--- Data to process ---
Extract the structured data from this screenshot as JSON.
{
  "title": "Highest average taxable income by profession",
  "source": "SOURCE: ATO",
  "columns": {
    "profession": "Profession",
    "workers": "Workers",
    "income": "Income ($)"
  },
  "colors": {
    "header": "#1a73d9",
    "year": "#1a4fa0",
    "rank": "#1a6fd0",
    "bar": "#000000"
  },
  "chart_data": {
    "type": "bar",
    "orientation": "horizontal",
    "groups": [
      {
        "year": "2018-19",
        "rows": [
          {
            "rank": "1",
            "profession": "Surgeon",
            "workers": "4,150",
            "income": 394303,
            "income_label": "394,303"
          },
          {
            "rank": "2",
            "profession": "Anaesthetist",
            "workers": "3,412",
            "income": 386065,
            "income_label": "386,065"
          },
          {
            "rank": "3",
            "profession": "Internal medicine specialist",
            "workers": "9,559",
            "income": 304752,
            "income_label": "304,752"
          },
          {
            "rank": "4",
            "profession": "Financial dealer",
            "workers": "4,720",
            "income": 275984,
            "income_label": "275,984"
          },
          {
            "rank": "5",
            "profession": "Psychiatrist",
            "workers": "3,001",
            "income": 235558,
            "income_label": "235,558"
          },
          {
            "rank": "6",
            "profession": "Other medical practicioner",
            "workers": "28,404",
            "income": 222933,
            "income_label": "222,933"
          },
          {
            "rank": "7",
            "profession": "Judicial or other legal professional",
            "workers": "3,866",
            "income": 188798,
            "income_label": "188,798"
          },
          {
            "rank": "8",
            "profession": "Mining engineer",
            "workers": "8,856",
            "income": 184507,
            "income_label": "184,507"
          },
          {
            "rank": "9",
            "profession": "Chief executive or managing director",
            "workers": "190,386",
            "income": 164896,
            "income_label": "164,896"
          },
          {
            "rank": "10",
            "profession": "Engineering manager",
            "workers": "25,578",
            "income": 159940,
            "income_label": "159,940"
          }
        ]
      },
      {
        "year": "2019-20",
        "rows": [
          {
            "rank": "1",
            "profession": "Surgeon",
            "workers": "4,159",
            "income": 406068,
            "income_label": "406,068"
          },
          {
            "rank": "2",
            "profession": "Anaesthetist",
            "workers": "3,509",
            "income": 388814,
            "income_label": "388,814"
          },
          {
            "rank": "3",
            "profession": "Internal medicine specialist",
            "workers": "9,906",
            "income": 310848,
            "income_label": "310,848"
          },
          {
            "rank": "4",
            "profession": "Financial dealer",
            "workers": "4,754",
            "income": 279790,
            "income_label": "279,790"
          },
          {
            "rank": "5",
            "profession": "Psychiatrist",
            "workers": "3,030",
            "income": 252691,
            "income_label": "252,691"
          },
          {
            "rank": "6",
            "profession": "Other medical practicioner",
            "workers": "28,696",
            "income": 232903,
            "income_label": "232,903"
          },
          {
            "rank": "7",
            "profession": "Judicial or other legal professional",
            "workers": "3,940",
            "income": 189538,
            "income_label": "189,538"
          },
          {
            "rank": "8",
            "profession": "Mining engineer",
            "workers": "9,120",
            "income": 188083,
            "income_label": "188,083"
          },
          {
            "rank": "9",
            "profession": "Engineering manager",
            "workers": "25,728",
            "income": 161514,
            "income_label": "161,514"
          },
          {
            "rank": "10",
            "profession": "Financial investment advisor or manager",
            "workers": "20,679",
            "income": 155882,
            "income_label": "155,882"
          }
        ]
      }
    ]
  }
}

--- To be done ---
Every line above should be printed again exactly as it stands.

--- Exercise output ---
Extract the structured data from this screenshot as JSON.
{
  "title": "Highest average taxable income by profession",
  "source": "SOURCE: ATO",
  "columns": {
    "profession": "Profession",
    "workers": "Workers",
    "income": "Income ($)"
  },
  "colors": {
    "header": "#1a73d9",
    "year": "#1a4fa0",
    "rank": "#1a6fd0",
    "bar": "#000000"
  },
  "chart_data": {
    "type": "bar",
    "orientation": "horizontal",
    "groups": [
      {
        "year": "2018-19",
        "rows": [
          {
            "rank": "1",
            "profession": "Surgeon",
            "workers": "4,150",
            "income": 394303,
            "income_label": "394,303"
          },
          {
            "rank": "2",
            "profession": "Anaesthetist",
            "workers": "3,412",
            "income": 386065,
            "income_label": "386,065"
          },
          {
            "rank": "3",
            "profession": "Internal medicine specialist",
            "workers": "9,559",
            "income": 304752,
            "income_label": "304,752"
          },
          {
            "rank": "4",
            "profession": "Financial dealer",
            "workers": "4,720",
            "income": 275984,
            "income_label": "275,984"
          },
          {
            "rank": "5",
            "profession": "Psychiatrist",
            "workers": "3,001",
            "income": 235558,
            "income_label": "235,558"
          },
          {
            "rank": "6",
            "profession": "Other medical practicioner",
            "workers": "28,404",
            "income": 222933,
            "income_label": "222,933"
          },
          {
            "rank": "7",
            "profession": "Judicial or other legal professional",
            "workers": "3,866",
            "income": 188798,
            "income_label": "188,798"
          },
          {
            "rank": "8",
            "profession": "Mining engineer",
            "workers": "8,856",
            "income": 184507,
            "income_label": "184,507"
          },
          {
            "rank": "9",
            "profession": "Chief executive or managing director",
            "workers": "190,386",
            "income": 164896,
            "income_label": "164,896"
          },
          {
            "rank": "10",
            "profession": "Engineering manager",
            "workers": "25,578",
            "income": 159940,
            "income_label": "159,940"
          }
        ]
      },
      {
        "year": "2019-20",
        "rows": [
          {
            "rank": "1",
            "profession": "Surgeon",
            "workers": "4,159",
            "income": 406068,
            "income_label": "406,068"
          },
          {
            "rank": "2",
            "profession": "Anaesthetist",
            "workers": "3,509",
            "income": 388814,
            "income_label": "388,814"
          },
          {
            "rank": "3",
            "profession": "Internal medicine specialist",
            "workers": "9,906",
            "income": 310848,
            "income_label": "310,848"
          },
          {
            "rank": "4",
            "profession": "Financial dealer",
            "workers": "4,754",
            "income": 279790,
            "income_label": "279,790"
          },
          {
            "rank": "5",
            "profession": "Psychiatrist",
            "workers": "3,030",
            "income": 252691,
            "income_label": "252,691"
          },
          {
            "rank": "6",
            "profession": "Other medical practicioner",
            "workers": "28,696",
            "income": 232903,
            "income_label": "232,903"
          },
          {
            "rank": "7",
            "profession": "Judicial or other legal professional",
            "workers": "3,940",
            "income": 189538,
            "income_label": "189,538"
          },
          {
            "rank": "8",
            "profession": "Mining engineer",
            "workers": "9,120",
            "income": 188083,
            "income_label": "188,083"
          },
          {
            "rank": "9",
            "profession": "Engineering manager",
            "workers": "25,728",
            "income": 161514,
            "income_label": "161,514"
          },
          {
            "rank": "10",
            "profession": "Financial investment advisor or manager",
            "workers": "20,679",
            "income": 155882,
            "income_label": "155,882"
          }
        ]
      }
    ]
  }
}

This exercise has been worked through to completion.